A run of records:
╭──
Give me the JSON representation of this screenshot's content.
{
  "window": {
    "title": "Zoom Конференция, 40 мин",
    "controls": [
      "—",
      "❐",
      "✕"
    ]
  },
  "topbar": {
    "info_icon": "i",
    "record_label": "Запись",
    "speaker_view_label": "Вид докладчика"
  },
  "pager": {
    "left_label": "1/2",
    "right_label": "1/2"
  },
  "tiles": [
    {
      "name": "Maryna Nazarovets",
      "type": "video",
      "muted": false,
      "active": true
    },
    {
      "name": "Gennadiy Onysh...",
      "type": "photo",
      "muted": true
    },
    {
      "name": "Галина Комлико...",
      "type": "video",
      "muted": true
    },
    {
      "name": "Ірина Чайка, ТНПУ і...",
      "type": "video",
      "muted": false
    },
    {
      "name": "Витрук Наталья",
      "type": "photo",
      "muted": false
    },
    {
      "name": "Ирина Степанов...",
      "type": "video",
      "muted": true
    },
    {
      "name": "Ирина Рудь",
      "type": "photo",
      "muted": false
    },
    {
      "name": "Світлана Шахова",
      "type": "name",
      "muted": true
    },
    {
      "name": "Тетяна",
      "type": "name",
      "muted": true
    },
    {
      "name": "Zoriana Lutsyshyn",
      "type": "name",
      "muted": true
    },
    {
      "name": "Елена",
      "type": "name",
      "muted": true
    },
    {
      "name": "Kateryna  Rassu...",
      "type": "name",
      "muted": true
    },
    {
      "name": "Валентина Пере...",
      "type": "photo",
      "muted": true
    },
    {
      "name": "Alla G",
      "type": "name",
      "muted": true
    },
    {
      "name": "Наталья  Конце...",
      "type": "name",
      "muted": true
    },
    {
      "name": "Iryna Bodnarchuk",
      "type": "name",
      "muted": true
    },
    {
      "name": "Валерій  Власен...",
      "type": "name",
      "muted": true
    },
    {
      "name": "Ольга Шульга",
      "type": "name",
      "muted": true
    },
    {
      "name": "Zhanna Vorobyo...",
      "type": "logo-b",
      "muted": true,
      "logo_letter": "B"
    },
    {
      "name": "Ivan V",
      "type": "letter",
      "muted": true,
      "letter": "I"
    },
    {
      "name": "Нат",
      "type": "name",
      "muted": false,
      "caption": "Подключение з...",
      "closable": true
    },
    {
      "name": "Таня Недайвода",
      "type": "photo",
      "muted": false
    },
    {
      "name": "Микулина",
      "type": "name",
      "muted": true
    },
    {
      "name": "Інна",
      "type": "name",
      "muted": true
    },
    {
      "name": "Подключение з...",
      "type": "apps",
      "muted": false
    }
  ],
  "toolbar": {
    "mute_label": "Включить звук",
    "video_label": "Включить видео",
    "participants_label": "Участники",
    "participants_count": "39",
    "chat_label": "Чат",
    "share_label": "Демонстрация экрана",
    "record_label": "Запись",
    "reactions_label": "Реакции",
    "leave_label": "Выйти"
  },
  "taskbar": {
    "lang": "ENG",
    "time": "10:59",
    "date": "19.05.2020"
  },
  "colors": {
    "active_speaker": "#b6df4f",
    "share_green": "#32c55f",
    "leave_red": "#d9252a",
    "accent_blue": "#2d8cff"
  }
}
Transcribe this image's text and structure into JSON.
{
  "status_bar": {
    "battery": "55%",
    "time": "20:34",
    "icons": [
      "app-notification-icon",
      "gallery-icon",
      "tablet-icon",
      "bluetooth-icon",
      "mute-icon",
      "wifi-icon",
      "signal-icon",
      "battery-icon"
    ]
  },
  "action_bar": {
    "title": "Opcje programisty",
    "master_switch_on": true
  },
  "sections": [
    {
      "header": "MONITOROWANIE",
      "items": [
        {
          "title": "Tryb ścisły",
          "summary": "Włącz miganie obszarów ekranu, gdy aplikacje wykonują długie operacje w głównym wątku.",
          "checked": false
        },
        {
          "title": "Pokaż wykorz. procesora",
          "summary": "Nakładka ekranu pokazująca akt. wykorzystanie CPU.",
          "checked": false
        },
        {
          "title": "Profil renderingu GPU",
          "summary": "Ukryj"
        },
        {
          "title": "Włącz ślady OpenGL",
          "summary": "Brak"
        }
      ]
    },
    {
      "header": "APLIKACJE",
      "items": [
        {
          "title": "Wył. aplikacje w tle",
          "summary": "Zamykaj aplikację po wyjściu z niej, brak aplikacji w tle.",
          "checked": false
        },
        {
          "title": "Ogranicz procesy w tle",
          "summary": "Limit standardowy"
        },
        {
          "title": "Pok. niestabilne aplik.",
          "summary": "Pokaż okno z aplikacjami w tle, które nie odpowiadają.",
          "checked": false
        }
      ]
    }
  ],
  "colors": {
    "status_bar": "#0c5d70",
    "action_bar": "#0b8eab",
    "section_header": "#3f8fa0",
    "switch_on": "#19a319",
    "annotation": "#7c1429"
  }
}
╰──
State how many lines include the string "Pokaż". Give no other information.

2